> What the task asks: Reproduce the passage of the excerpt on Hasan Basri and Rabia starting with "When Rabia grew" and going on through "things grieve me.".

Asked on another occasion what his spiritual state was like, Hasan
replied, "My state is like that of a man shipwrecked in the sea, who is
clinging to a solitary plank."
He never laughed. At the moment of death he smiled once, and called out
"What sin? What sin?" Someone saw him after his death in a dream, and
asked him, "O Hasan Basri, thou who never wert in the habit of smiling,
why, when dying, didst thou say with a smile, 'What sin? What sin?'"
Hasan answered, "When I was dying I heard a voice which said, 'O Azrael,
hold back his soul a little longer, it has still one sin,' and in my joy
I exclaimed, 'What sin?'"
The night of his death another of his friends had a dream, in which he
saw the gates of heaven open and heard a voice proclaim, "Hasan Basri
has come to his Lord, Who is satisfied with him."
[8] These and the following eight sketches are taken from Attar's
"Tazkirat-ul-Auliya."
CHAPTER III
RABIA, THE WOMAN SUFI
Rabia, the daughter of Ismail, a woman celebrated for her holy life, and
a native of Basra, belonged to the tribe of Adi. Al Qushairi says in his
treatise on Sufism, "She used to say when holding converse with God,
'Consume with fire O God, a presumptuous heart which loveth Thee.' On
one of these occasions a voice spoke to her and said, 'That we shall not
do. Think not of us an ill thought.' Often in the silence of the night
she would go on the roof of her house and say, 'The lover is now with
his beloved, but I rejoice in being alone with Thee.'"
When Rabia grew up her father and mother died. At that time there was a
famine in Basra. She came into the possession of an evil man, who sold
her as a slave. The master who bought her treated her hardly, and
exacted all kinds of menial services from her. One day, when she was
seeking to avoid the rude gaze of a stranger, she slipped on the path
and fell, breaking her wrist. Lying there with her face to the ground,
she said "Lord, I am far from my own, a captive and an orphan, and my
wrist has just been broken, and yet none of these things grieve me.

(Layout dataset entries)
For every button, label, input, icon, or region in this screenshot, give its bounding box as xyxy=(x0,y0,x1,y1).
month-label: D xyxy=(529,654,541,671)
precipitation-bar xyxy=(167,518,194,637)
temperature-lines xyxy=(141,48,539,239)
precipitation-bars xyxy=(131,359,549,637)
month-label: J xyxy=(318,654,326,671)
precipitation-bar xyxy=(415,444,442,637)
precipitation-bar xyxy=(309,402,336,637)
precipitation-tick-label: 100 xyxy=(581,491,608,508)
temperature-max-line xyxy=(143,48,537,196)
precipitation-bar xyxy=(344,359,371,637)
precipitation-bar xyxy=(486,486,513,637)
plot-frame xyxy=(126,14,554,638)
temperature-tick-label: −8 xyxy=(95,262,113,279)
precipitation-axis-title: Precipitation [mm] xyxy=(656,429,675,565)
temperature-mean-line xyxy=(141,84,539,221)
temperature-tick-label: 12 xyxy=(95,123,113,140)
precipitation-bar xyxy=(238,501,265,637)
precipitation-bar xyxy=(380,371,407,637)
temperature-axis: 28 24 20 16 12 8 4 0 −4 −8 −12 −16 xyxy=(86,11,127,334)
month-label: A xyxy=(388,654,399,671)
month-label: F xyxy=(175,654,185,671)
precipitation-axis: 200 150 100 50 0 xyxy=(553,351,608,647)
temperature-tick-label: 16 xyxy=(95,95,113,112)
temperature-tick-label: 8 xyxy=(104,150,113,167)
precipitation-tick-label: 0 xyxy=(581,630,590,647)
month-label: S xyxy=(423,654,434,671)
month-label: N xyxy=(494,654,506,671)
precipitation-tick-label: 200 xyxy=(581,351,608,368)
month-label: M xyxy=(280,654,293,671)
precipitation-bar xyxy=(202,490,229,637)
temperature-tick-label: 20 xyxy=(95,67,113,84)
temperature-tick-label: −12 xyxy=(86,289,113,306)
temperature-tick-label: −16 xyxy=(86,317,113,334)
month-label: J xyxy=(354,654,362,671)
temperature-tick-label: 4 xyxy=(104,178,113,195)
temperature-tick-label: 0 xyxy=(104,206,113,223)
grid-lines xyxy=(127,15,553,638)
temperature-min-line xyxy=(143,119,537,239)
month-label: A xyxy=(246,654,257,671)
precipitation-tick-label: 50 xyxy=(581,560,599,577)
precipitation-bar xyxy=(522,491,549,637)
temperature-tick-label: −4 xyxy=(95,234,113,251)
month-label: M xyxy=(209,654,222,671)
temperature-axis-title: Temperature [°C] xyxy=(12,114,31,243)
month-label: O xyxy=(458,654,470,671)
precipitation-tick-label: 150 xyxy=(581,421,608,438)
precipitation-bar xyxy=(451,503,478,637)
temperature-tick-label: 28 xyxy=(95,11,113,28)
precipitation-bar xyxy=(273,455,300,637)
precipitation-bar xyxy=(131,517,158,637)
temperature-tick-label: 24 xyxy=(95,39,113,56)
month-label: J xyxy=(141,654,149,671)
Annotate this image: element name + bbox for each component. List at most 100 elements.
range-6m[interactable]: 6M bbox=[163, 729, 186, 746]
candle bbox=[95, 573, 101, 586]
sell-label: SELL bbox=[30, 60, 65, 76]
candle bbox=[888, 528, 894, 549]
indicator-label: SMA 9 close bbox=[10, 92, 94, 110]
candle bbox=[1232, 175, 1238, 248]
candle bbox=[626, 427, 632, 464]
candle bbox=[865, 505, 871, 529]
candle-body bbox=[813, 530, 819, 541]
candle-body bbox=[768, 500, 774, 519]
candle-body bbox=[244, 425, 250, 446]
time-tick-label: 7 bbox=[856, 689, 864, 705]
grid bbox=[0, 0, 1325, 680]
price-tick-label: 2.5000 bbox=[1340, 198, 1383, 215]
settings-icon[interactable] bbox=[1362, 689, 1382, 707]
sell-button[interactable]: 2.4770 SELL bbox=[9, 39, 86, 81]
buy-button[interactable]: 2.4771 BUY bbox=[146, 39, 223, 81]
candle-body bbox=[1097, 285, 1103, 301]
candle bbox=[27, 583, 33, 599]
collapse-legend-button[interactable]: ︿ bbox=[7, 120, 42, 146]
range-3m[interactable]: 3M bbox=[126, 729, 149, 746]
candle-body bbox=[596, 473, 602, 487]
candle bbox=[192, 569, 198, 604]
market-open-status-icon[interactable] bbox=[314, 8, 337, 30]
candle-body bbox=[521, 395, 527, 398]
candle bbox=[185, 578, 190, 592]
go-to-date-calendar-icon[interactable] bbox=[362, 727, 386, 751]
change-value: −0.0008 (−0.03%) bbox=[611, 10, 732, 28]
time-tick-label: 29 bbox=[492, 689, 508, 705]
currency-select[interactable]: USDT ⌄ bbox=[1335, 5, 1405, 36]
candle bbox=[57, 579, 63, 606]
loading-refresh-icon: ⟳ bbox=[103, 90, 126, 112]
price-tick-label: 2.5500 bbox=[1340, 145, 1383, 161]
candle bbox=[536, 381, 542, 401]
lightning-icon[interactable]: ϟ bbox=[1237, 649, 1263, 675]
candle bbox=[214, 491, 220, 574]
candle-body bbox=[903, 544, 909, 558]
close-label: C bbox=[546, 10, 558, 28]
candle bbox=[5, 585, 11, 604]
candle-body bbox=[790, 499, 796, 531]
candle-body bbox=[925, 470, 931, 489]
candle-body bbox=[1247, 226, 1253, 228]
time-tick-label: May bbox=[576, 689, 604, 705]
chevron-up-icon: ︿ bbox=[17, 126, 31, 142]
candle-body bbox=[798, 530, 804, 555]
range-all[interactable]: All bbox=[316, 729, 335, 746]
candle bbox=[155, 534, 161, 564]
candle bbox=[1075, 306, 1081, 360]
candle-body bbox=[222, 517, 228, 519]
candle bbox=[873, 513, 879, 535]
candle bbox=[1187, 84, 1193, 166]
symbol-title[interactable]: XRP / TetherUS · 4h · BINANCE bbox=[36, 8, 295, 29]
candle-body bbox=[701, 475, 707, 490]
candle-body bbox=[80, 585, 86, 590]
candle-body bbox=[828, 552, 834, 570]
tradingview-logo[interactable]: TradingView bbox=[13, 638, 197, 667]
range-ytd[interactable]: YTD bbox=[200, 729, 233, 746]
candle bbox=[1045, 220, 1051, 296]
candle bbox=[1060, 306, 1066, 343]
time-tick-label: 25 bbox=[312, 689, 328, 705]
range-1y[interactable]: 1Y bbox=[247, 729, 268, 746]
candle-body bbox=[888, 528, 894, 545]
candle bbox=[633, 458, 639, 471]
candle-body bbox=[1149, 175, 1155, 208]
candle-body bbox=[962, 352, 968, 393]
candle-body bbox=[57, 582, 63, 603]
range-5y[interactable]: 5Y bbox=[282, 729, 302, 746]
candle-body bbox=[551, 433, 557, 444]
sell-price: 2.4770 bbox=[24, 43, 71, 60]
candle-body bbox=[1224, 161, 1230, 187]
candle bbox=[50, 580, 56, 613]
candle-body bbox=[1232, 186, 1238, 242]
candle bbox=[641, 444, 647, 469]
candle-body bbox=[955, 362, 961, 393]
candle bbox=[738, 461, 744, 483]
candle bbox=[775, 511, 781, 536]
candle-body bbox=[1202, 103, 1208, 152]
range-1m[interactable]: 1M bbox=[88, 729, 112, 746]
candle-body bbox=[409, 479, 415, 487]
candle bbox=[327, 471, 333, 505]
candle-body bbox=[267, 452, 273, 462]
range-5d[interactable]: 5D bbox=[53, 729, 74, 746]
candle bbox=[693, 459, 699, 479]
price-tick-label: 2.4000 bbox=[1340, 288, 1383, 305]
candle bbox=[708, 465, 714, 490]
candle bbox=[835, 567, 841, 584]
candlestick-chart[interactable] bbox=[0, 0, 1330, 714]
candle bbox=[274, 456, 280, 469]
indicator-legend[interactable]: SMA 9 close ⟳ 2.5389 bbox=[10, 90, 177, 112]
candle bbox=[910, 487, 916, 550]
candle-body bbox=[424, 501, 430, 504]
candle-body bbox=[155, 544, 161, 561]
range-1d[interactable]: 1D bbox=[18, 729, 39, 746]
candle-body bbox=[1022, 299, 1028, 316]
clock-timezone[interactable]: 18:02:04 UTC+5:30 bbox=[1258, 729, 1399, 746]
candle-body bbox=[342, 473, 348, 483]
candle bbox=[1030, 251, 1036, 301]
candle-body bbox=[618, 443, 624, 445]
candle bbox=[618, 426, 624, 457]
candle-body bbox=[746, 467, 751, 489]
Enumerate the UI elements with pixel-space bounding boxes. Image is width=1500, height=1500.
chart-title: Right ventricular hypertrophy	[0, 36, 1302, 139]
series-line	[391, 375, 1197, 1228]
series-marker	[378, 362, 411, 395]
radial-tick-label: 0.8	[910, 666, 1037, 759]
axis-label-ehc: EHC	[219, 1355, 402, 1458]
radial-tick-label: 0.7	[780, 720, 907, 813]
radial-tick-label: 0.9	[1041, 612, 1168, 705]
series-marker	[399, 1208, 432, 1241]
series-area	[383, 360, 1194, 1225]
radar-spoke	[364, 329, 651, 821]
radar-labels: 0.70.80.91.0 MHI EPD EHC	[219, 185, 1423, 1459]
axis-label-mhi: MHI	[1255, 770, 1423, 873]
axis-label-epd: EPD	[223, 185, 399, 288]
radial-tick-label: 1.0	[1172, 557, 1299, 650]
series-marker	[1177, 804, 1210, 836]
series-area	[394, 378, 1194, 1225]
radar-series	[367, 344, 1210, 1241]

> Exercise answer:
When Rabia grew up her father and mother died. At that time there was a
famine in Basra. She came into the possession of an evil man, who sold
her as a slave. The master who bought her treated her hardly, and
exacted all kinds of menial services from her. One day, when she was
seeking to avoid the rude gaze of a stranger, she slipped on the path
and fell, breaking her wrist. Lying there with her face to the ground,
she said "Lord, I am far from my own, a captive and an orphan, and my
wrist has just been broken, and yet none of these things grieve me.